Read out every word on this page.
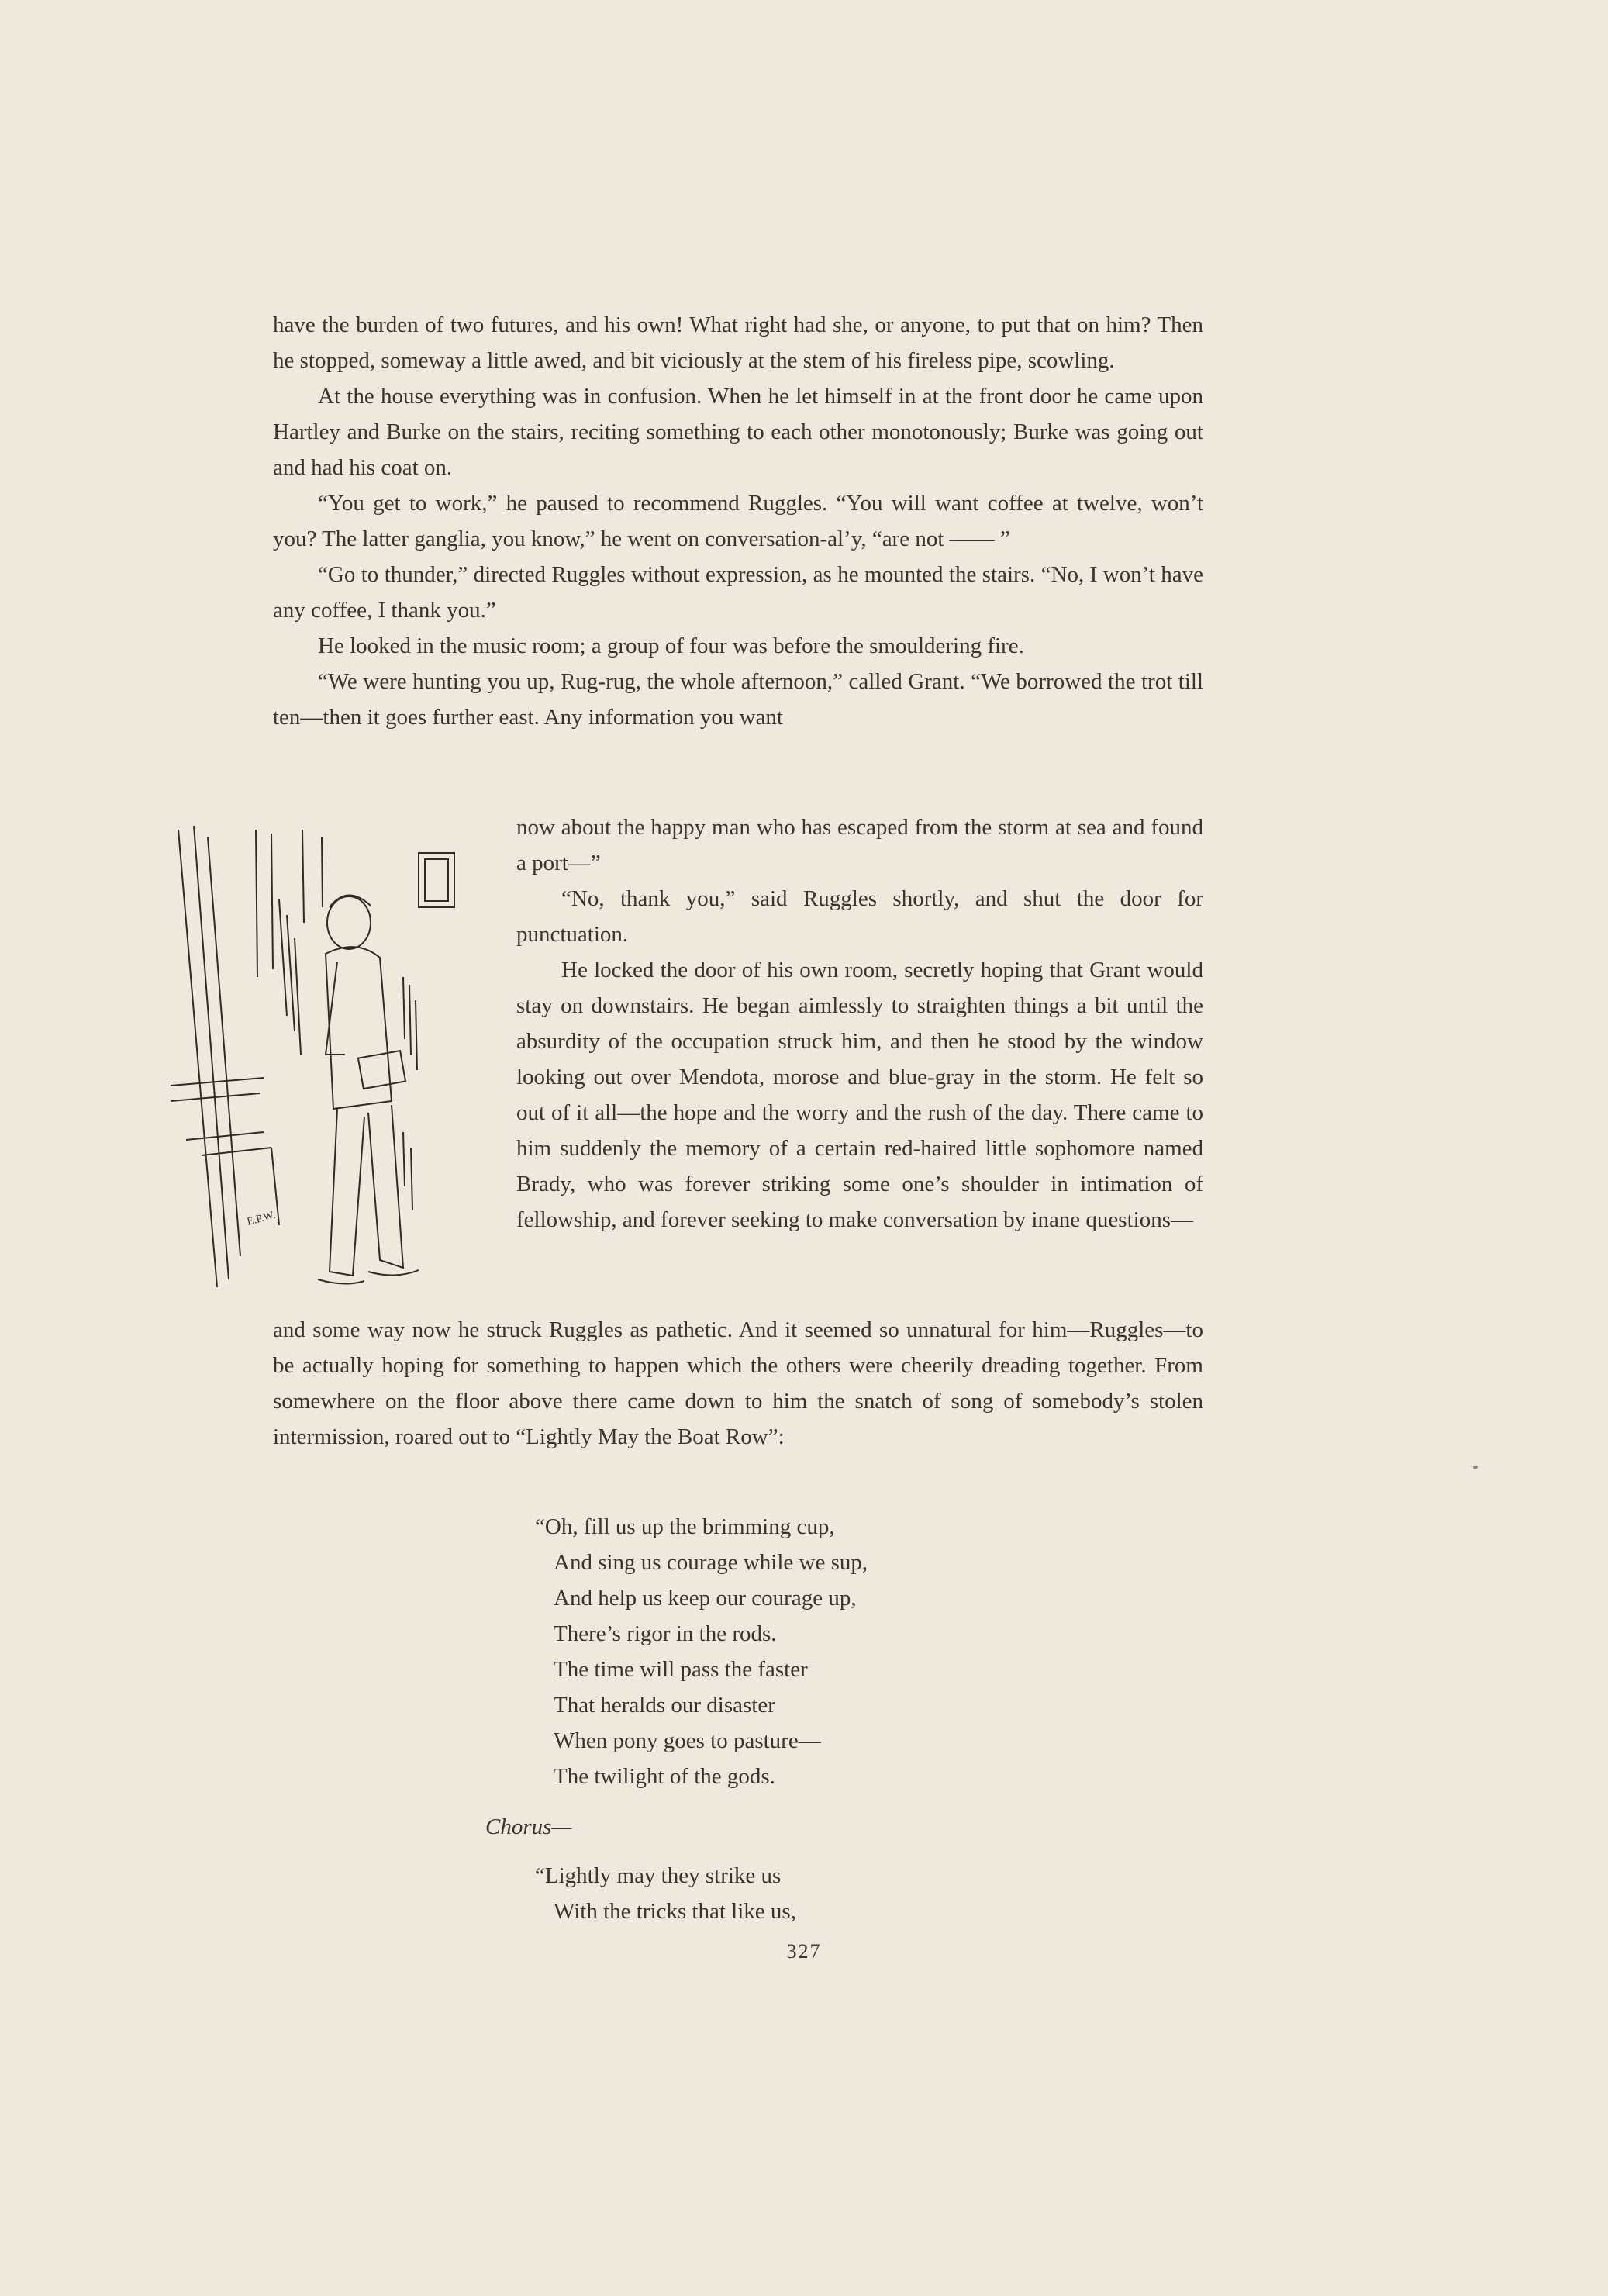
have the burden of two futures, and his own! What right had she, or anyone, to put that on him? Then he stopped, someway a little awed, and bit viciously at the stem of his fireless pipe, scowling.

At the house everything was in confusion. When he let himself in at the front door he came upon Hartley and Burke on the stairs, reciting something to each other monotonously; Burke was going out and had his coat on.

“You get to work,” he paused to recommend Ruggles. “You will want coffee at twelve, won’t you? The latter ganglia, you know,” he went on conversation-al’y, “are not —— ”

“Go to thunder,” directed Ruggles without expression, as he mounted the stairs. “No, I won’t have any coffee, I thank you.”

He looked in the music room; a group of four was before the smouldering fire.

“We were hunting you up, Rug-rug, the whole afternoon,” called Grant. “We borrowed the trot till ten—then it goes further east. Any information you want

E.P.W.

now about the happy man who has escaped from the storm at sea and found a port—”

“No, thank you,” said Ruggles shortly, and shut the door for punctuation.

He locked the door of his own room, secretly hoping that Grant would stay on downstairs. He began aimlessly to straighten things a bit until the absurdity of the occupation struck him, and then he stood by the window looking out over Mendota, morose and blue-gray in the storm. He felt so out of it all—the hope and the worry and the rush of the day. There came to him suddenly the memory of a certain red-haired little sophomore named Brady, who was forever striking some one’s shoulder in intimation of fellowship, and forever seeking to make conversation by inane questions—

and some way now he struck Ruggles as pathetic. And it seemed so unnatural for him—Ruggles—to be actually hoping for something to happen which the others were cheerily dreading together. From somewhere on the floor above there came down to him the snatch of song of somebody’s stolen intermission, roared out to “Lightly May the Boat Row”:

“Oh, fill us up the brimming cup,
And sing us courage while we sup,
And help us keep our courage up,
There’s rigor in the rods.
The time will pass the faster
That heralds our disaster
When pony goes to pasture—
The twilight of the gods.
Chorus—
“Lightly may they strike us
With the tricks that like us,
327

-- What you have to do --
Copy out all lines from the material above that contain the string "courage".

-- Solved exercise --
And sing us courage while we sup,
And help us keep our courage up,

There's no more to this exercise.